- _Information provided_
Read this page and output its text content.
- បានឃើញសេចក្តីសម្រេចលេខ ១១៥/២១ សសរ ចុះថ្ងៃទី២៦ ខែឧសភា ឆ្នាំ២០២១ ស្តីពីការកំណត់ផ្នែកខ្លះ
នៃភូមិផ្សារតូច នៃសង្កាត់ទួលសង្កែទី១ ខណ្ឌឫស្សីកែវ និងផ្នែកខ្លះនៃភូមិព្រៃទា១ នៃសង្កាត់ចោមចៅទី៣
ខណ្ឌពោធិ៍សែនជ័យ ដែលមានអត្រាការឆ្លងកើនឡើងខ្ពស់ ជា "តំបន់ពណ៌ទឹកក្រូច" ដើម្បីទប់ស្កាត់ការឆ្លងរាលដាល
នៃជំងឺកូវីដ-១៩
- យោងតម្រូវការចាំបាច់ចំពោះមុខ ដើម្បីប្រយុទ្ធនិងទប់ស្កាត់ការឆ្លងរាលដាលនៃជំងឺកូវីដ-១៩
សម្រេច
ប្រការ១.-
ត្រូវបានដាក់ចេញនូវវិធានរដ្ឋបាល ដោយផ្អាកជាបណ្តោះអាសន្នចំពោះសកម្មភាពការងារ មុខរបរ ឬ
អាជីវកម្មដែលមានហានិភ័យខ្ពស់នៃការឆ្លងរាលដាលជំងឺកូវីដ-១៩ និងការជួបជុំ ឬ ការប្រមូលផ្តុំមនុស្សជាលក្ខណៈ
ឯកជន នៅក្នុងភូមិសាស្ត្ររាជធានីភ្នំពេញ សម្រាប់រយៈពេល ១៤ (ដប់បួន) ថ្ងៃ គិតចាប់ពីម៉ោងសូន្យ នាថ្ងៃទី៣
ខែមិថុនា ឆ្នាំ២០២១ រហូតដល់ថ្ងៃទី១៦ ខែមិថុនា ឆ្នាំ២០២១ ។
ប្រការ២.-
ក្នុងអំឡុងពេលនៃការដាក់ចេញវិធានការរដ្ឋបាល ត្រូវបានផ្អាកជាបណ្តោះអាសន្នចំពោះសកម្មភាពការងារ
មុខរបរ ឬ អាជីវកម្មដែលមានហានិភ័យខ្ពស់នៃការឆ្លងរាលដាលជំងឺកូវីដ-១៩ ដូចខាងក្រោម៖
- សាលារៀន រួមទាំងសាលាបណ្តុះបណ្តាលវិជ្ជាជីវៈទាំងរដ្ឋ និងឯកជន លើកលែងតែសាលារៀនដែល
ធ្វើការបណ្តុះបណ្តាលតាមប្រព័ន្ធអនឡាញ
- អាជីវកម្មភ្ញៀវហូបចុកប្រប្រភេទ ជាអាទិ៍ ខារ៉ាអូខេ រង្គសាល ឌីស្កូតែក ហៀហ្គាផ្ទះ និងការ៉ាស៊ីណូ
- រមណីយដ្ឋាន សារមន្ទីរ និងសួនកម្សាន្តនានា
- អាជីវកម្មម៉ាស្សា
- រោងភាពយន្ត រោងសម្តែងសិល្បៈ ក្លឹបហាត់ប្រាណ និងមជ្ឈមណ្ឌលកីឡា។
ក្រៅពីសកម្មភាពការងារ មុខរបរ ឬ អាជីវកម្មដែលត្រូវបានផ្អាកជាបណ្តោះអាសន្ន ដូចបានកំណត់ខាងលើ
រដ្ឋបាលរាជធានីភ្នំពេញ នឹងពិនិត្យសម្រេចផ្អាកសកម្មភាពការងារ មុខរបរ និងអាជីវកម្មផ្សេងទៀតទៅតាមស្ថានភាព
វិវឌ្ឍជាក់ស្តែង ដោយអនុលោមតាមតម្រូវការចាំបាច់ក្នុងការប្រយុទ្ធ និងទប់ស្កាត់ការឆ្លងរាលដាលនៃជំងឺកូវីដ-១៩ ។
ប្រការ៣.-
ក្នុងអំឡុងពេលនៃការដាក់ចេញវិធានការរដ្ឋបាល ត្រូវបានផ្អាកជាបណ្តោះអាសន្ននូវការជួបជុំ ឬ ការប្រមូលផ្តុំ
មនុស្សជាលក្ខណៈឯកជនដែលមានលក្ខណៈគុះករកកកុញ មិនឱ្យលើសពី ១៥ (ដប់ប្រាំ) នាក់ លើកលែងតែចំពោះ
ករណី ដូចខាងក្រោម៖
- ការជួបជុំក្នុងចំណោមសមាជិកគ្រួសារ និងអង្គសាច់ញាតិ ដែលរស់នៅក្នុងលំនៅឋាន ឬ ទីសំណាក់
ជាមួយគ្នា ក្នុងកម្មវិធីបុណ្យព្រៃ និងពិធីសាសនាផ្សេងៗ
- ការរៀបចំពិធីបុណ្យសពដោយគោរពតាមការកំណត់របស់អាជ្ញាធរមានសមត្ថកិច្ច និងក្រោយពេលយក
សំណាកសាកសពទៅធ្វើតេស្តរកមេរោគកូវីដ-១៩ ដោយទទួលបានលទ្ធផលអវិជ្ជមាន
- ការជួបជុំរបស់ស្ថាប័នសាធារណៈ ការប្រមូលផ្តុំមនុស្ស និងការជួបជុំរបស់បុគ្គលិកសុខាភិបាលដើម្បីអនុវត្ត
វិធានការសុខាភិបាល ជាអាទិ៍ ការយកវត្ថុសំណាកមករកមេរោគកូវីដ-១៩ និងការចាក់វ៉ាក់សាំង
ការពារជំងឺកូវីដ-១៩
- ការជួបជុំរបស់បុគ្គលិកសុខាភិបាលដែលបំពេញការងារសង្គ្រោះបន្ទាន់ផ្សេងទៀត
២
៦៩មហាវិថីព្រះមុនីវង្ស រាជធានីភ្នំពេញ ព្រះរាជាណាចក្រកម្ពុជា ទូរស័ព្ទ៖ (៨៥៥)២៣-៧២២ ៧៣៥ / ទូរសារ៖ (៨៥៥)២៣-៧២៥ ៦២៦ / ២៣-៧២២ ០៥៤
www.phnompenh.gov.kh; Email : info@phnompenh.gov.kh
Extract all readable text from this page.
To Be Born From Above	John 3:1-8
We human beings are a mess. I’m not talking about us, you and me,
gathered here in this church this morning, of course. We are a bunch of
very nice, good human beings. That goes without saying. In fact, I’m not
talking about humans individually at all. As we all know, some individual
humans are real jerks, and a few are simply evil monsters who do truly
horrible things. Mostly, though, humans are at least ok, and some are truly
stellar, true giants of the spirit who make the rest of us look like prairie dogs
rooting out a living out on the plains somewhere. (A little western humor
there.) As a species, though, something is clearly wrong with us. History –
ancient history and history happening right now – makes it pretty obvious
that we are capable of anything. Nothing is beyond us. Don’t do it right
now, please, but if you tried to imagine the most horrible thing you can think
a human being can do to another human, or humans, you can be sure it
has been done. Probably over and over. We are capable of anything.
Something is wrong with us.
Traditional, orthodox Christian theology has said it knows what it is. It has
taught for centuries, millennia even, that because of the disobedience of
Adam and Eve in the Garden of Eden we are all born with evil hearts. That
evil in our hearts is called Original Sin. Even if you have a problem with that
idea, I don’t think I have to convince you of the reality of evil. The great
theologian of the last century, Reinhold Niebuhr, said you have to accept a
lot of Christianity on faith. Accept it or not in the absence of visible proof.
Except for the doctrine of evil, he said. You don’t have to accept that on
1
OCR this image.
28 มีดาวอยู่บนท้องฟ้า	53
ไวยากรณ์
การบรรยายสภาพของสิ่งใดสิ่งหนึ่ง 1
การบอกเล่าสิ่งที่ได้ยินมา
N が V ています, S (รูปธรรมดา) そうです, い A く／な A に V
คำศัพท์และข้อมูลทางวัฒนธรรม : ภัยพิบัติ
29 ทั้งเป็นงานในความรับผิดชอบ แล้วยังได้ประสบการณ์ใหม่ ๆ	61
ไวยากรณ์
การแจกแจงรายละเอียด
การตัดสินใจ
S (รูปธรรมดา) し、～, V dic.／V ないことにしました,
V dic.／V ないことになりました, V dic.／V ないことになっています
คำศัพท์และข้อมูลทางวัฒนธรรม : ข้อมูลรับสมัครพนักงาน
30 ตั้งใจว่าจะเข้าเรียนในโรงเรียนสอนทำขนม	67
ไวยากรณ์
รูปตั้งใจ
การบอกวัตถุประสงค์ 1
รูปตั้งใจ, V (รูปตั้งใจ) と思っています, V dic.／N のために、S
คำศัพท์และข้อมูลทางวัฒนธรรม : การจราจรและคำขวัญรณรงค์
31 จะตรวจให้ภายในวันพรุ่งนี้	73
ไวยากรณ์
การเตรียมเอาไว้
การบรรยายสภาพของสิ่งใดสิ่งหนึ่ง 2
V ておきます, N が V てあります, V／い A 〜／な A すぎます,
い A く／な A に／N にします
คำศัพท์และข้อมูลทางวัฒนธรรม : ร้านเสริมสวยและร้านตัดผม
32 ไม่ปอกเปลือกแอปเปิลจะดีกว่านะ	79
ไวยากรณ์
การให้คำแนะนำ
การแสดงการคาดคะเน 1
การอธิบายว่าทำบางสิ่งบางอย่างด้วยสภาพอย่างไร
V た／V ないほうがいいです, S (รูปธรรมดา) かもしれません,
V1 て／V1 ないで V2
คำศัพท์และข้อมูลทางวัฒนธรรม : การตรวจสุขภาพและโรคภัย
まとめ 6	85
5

- _Aim of the exercise_
Each line in the listing above that contains "ลทางว" should be copied.

- _Answer to this problem_
คำศัพท์และข้อมูลทางวัฒนธรรม : ภัยพิบัติ
คำศัพท์และข้อมูลทางวัฒนธรรม : ข้อมูลรับสมัครพนักงาน
คำศัพท์และข้อมูลทางวัฒนธรรม : การจราจรและคำขวัญรณรงค์
คำศัพท์และข้อมูลทางวัฒนธรรม : ร้านเสริมสวยและร้านตัดผม
คำศัพท์และข้อมูลทางวัฒนธรรม : การตรวจสุขภาพและโรคภัย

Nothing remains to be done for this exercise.